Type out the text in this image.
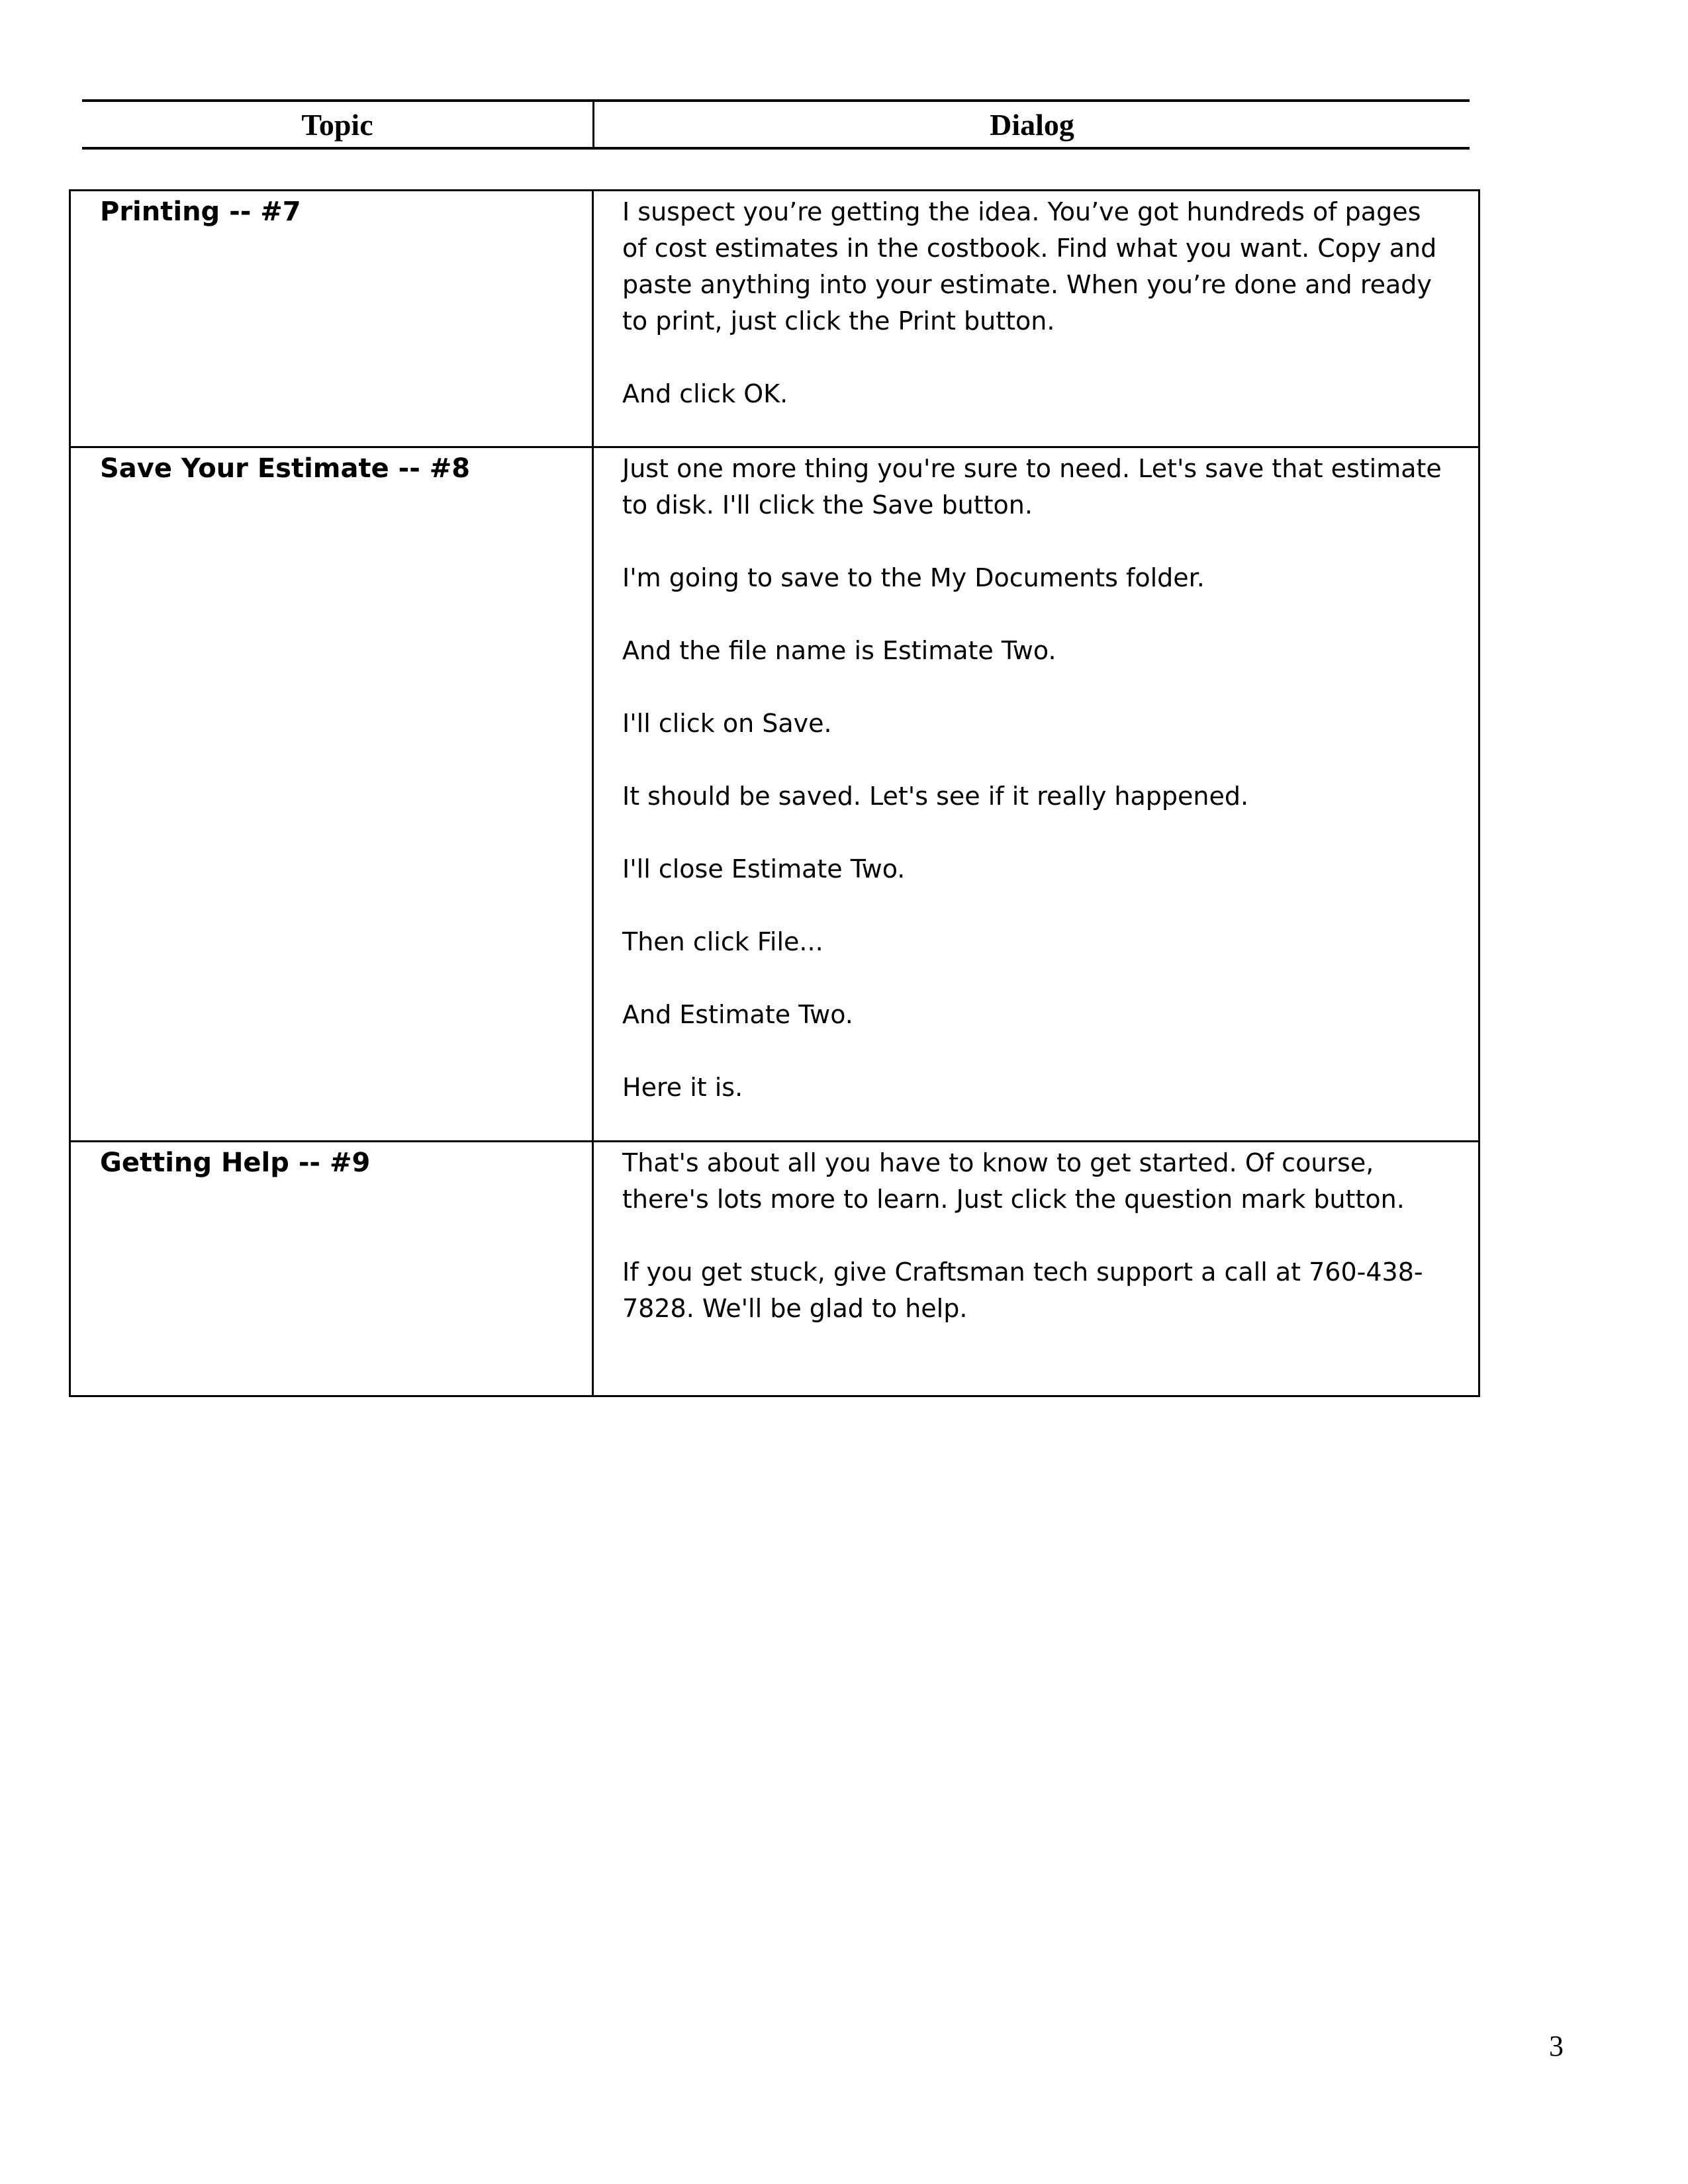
Topic	Dialog
Printing -- #7	I suspect you’re getting the idea. You’ve got hundreds of pages of cost estimates in the costbook. Find what you want. Copy and paste anything into your estimate. When you’re done and ready to print, just click the Print button.

And click OK.

Save Your Estimate -- #8	Just one more thing you're sure to need. Let's save that estimate to disk. I'll click the Save button.

I'm going to save to the My Documents folder.

And the file name is Estimate Two.

I'll click on Save.

It should be saved. Let's see if it really happened.

I'll close Estimate Two.

Then click File...

And Estimate Two.

Here it is.

Getting Help -- #9	That's about all you have to know to get started. Of course, there's lots more to learn. Just click the question mark button.

If you get stuck, give Craftsman tech support a call at 760-438-7828. We'll be glad to help.

3
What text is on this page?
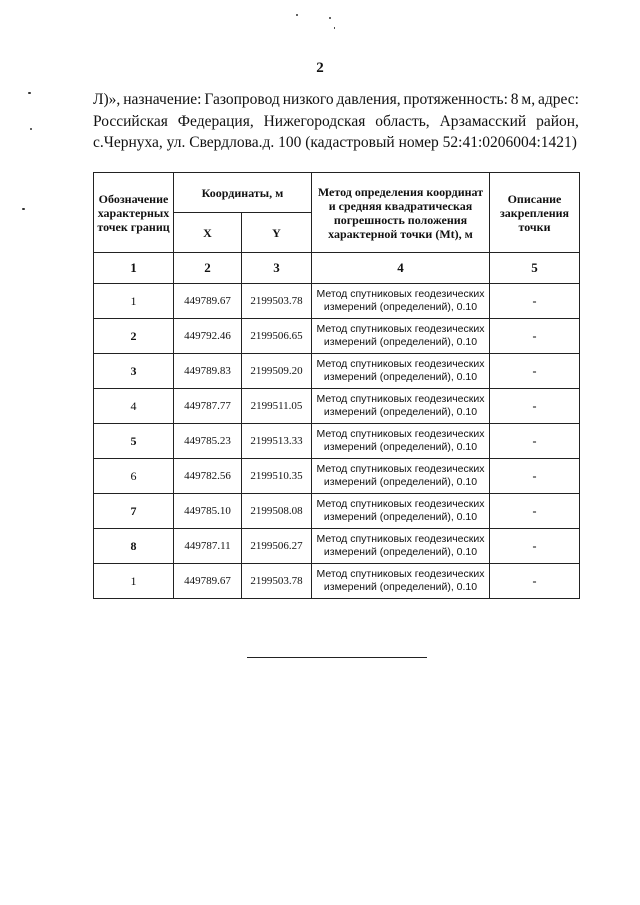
2
Л)», назначение: Газопровод низкого давления, протяженность: 8 м, адрес:
Российская Федерация, Нижегородская область, Арзамасский район,
с.Чернуха, ул. Свердлова.д. 100 (кадастровый номер 52:41:0206004:1421)
Обозначение характерных точек границ	Координаты, м		Метод определения координат и средняя квадратическая погрешность положения характерной точки (Mt), м	Описание закрепления точки
	X	Y		
1	2	3	4	5
1	449789.67	2199503.78	Метод спутниковых геодезических измерений (определений), 0.10	-
2	449792.46	2199506.65	Метод спутниковых геодезических измерений (определений), 0.10	-
3	449789.83	2199509.20	Метод спутниковых геодезических измерений (определений), 0.10	-
4	449787.77	2199511.05	Метод спутниковых геодезических измерений (определений), 0.10	-
5	449785.23	2199513.33	Метод спутниковых геодезических измерений (определений), 0.10	-
6	449782.56	2199510.35	Метод спутниковых геодезических измерений (определений), 0.10	-
7	449785.10	2199508.08	Метод спутниковых геодезических измерений (определений), 0.10	-
8	449787.11	2199506.27	Метод спутниковых геодезических измерений (определений), 0.10	-
1	449789.67	2199503.78	Метод спутниковых геодезических измерений (определений), 0.10	-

══════════════════════════════

◆ **WORK REQUIRED**: In the material above, how many lines hold the word "click"? Say only the number.

◆ **THE RESULT**: 6